Goal of the exercise |
Copy out all the lines in the records that include the word "preach".

================

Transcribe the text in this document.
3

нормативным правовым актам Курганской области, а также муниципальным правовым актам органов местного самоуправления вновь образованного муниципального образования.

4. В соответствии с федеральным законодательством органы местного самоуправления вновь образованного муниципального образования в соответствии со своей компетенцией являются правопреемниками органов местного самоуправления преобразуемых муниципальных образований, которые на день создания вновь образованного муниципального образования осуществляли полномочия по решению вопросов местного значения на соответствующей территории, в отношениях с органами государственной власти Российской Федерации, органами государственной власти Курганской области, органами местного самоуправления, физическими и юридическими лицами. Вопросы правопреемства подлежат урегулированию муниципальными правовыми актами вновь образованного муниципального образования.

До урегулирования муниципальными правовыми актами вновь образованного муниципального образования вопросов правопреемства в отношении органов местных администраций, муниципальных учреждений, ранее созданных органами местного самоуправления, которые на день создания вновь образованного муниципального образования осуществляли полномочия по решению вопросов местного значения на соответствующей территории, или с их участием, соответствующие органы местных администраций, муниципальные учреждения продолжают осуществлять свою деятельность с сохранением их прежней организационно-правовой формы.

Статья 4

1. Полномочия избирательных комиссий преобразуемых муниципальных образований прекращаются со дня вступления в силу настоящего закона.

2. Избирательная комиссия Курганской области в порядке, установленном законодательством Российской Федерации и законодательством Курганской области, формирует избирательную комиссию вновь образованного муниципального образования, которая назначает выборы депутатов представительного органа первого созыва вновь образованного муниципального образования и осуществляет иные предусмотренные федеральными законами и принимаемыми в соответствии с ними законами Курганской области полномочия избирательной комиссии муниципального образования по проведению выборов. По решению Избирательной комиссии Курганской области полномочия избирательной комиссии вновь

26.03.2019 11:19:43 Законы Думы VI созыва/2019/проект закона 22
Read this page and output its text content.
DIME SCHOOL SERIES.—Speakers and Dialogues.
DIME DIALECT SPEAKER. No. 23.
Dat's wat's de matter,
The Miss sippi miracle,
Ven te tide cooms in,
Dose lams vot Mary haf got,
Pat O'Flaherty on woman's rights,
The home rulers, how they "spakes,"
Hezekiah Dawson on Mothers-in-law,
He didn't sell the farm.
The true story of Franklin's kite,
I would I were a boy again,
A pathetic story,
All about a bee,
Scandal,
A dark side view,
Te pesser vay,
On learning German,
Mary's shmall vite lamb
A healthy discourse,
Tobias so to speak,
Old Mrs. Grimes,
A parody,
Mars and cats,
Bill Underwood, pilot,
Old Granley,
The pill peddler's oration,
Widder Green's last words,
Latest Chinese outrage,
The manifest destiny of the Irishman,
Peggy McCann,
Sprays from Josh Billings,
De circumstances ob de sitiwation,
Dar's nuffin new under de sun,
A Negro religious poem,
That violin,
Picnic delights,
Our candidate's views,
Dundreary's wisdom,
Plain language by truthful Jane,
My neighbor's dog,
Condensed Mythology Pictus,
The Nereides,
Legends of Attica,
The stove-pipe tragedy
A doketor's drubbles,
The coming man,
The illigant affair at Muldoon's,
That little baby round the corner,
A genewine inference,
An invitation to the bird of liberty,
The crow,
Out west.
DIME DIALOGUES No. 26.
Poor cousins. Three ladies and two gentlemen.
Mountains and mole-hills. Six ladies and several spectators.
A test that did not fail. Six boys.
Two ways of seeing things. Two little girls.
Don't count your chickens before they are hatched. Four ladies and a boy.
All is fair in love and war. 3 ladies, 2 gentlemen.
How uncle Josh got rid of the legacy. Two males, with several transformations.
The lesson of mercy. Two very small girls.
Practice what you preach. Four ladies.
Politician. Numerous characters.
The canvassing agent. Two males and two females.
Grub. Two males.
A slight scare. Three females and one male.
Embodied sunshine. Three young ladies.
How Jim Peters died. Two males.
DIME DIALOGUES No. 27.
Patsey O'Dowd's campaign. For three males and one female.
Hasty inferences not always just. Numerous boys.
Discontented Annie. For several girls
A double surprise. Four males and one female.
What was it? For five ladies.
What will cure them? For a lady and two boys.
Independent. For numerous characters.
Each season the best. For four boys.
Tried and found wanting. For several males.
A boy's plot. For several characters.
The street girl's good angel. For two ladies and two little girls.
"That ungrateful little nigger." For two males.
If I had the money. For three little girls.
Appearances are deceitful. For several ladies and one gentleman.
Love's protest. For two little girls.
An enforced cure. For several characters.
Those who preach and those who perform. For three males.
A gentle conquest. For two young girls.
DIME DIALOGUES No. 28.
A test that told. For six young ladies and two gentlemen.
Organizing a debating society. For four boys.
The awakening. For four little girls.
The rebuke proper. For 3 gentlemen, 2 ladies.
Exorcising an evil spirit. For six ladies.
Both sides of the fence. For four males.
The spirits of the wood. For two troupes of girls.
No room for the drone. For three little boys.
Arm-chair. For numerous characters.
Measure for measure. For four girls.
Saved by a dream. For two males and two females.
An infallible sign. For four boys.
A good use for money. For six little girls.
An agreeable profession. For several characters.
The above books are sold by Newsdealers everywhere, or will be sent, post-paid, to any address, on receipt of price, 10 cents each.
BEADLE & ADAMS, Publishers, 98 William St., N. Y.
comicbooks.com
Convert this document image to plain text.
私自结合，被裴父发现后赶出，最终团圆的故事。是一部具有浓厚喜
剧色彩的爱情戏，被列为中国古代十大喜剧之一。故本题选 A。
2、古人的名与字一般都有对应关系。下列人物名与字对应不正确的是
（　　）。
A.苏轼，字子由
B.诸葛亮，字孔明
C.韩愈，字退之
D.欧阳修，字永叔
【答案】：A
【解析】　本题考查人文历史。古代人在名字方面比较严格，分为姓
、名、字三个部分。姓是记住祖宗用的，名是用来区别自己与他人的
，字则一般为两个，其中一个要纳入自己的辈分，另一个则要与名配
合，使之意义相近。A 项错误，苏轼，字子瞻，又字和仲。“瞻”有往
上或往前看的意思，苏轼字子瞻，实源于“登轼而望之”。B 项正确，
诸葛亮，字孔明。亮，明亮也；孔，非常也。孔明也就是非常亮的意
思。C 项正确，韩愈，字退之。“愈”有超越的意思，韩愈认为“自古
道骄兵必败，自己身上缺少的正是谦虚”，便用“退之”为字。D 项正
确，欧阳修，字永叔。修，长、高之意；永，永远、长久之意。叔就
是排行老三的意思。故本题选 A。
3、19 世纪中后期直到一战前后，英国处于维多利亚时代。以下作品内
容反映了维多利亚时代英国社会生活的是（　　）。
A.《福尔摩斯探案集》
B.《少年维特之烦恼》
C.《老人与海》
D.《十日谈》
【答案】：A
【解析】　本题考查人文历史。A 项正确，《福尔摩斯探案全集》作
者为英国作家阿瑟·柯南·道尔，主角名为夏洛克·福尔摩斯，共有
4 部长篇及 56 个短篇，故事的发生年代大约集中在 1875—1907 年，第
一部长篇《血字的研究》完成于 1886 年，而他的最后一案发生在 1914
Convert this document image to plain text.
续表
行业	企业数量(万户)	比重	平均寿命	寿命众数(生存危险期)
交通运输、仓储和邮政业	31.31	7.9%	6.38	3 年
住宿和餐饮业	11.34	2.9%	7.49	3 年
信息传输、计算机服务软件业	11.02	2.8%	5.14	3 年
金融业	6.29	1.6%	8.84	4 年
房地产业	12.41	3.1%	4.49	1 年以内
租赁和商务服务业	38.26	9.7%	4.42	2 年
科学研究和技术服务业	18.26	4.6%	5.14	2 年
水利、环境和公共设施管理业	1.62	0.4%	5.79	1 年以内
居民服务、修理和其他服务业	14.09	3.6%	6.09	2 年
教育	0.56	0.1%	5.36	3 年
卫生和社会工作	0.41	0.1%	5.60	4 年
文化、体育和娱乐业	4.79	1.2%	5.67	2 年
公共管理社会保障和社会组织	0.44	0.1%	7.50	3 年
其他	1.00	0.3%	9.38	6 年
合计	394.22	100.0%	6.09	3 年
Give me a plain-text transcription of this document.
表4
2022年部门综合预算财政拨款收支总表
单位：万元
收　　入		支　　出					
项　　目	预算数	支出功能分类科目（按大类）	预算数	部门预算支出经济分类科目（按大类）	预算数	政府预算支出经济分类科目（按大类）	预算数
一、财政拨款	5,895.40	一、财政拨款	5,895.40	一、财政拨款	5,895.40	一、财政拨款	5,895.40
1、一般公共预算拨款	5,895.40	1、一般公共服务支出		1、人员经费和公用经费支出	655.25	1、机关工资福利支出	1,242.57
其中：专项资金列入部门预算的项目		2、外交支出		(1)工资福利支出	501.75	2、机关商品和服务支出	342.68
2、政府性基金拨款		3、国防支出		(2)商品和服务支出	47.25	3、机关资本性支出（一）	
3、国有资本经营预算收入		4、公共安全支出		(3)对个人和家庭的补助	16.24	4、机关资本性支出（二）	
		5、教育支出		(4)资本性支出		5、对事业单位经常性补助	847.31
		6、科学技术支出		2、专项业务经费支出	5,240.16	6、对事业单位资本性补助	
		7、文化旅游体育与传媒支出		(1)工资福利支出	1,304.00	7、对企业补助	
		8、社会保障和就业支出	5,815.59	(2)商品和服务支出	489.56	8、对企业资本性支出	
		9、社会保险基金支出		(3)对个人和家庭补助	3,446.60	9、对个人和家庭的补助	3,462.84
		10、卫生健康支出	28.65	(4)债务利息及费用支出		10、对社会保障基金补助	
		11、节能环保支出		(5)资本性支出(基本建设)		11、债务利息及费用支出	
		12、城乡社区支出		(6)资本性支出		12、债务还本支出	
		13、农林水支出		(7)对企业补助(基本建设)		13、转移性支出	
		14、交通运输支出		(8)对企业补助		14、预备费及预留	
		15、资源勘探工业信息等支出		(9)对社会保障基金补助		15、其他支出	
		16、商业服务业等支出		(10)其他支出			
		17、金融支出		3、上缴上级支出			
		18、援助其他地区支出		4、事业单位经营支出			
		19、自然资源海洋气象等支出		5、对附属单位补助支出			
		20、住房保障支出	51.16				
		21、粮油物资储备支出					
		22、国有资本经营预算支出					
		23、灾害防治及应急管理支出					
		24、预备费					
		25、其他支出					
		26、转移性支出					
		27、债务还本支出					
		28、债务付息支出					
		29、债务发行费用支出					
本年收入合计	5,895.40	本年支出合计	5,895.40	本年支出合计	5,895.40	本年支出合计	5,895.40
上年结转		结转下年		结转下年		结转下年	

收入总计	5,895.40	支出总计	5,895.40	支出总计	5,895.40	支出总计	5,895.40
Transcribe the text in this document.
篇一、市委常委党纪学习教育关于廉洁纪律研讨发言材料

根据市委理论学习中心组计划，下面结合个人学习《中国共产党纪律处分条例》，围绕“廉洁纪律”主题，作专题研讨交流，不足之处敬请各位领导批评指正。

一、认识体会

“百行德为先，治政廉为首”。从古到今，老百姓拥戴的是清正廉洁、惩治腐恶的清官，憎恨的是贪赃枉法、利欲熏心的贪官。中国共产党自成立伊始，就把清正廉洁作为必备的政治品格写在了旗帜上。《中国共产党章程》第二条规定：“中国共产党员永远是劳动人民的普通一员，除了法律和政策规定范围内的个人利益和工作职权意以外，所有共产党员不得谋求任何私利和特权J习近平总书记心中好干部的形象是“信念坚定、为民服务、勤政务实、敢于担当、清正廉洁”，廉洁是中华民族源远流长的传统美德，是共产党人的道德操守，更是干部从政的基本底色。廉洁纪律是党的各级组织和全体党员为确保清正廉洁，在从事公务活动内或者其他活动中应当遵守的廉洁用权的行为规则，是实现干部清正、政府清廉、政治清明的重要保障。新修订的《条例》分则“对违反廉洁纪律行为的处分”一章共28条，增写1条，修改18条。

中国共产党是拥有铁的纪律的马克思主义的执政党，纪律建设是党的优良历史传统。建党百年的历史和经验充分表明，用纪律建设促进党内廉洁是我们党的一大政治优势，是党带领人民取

================

Reply |
Practice what you preach. Four ladies.
Those who preach and those who perform. For three males.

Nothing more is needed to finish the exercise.